- [What the task requires]: Below is a listing; copy all of it exactly.

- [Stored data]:
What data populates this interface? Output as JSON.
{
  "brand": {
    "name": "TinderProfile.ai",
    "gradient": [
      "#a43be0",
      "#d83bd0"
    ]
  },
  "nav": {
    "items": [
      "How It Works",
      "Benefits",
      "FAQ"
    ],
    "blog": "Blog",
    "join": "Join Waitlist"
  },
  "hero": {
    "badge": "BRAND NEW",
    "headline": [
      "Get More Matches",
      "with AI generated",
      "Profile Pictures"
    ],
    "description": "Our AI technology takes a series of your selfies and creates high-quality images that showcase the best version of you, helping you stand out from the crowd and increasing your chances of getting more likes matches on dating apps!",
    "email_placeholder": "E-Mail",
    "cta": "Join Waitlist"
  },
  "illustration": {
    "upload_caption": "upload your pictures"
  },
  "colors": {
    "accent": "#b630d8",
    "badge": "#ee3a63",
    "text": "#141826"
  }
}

- [Response for this exercise]:
What data populates this interface? Output as JSON.
{
  "brand": {
    "name": "TinderProfile.ai",
    "gradient": [
      "#a43be0",
      "#d83bd0"
    ]
  },
  "nav": {
    "items": [
      "How It Works",
      "Benefits",
      "FAQ"
    ],
    "blog": "Blog",
    "join": "Join Waitlist"
  },
  "hero": {
    "badge": "BRAND NEW",
    "headline": [
      "Get More Matches",
      "with AI generated",
      "Profile Pictures"
    ],
    "description": "Our AI technology takes a series of your selfies and creates high-quality images that showcase the best version of you, helping you stand out from the crowd and increasing your chances of getting more likes matches on dating apps!",
    "email_placeholder": "E-Mail",
    "cta": "Join Waitlist"
  },
  "illustration": {
    "upload_caption": "upload your pictures"
  },
  "colors": {
    "accent": "#b630d8",
    "badge": "#ee3a63",
    "text": "#141826"
  }
}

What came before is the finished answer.